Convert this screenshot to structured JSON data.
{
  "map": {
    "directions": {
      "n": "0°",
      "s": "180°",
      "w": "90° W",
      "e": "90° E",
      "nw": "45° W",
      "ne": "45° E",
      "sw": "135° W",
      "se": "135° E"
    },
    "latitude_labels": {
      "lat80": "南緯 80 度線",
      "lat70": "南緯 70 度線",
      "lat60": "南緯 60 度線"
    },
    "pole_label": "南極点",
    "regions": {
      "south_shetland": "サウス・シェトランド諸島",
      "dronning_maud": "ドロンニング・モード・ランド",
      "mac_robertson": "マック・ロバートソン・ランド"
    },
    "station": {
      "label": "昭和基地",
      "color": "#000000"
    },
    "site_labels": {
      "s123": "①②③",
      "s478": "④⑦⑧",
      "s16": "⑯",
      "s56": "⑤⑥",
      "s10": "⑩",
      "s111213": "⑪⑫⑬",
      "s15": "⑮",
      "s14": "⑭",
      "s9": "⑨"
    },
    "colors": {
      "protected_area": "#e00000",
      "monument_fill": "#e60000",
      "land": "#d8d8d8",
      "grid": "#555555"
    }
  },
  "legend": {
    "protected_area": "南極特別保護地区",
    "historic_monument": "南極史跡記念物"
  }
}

* WRITTEN TASK *
Take the lines above and retype all of them exactly.

* PROBLEM SOLUTION *
Convert this screenshot to structured JSON data.
{
  "map": {
    "directions": {
      "n": "0°",
      "s": "180°",
      "w": "90° W",
      "e": "90° E",
      "nw": "45° W",
      "ne": "45° E",
      "sw": "135° W",
      "se": "135° E"
    },
    "latitude_labels": {
      "lat80": "南緯 80 度線",
      "lat70": "南緯 70 度線",
      "lat60": "南緯 60 度線"
    },
    "pole_label": "南極点",
    "regions": {
      "south_shetland": "サウス・シェトランド諸島",
      "dronning_maud": "ドロンニング・モード・ランド",
      "mac_robertson": "マック・ロバートソン・ランド"
    },
    "station": {
      "label": "昭和基地",
      "color": "#000000"
    },
    "site_labels": {
      "s123": "①②③",
      "s478": "④⑦⑧",
      "s16": "⑯",
      "s56": "⑤⑥",
      "s10": "⑩",
      "s111213": "⑪⑫⑬",
      "s15": "⑮",
      "s14": "⑭",
      "s9": "⑨"
    },
    "colors": {
      "protected_area": "#e00000",
      "monument_fill": "#e60000",
      "land": "#d8d8d8",
      "grid": "#555555"
    }
  },
  "legend": {
    "protected_area": "南極特別保護地区",
    "historic_monument": "南極史跡記念物"
  }
}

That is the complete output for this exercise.